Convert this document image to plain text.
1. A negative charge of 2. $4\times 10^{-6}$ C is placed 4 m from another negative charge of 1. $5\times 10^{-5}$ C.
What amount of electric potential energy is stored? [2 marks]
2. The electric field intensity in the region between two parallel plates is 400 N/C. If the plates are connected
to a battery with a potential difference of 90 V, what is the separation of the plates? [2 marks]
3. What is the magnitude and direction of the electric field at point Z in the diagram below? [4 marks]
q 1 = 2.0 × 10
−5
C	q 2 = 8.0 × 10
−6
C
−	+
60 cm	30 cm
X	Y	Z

━━━━━━━━

▶ _What is required_:
Write out every line of the material again, exactly as it reads.

▶ _Result of the task_:
Convert this document image to plain text.
1. A negative charge of 2. $4\times 10^{-6}$ C is placed 4 m from another negative charge of 1. $5\times 10^{-5}$ C.
What amount of electric potential energy is stored? [2 marks]
2. The electric field intensity in the region between two parallel plates is 400 N/C. If the plates are connected
to a battery with a potential difference of 90 V, what is the separation of the plates? [2 marks]
3. What is the magnitude and direction of the electric field at point Z in the diagram below? [4 marks]
q 1 = 2.0 × 10
−5
C	q 2 = 8.0 × 10
−6
C
−	+
60 cm	30 cm
X	Y	Z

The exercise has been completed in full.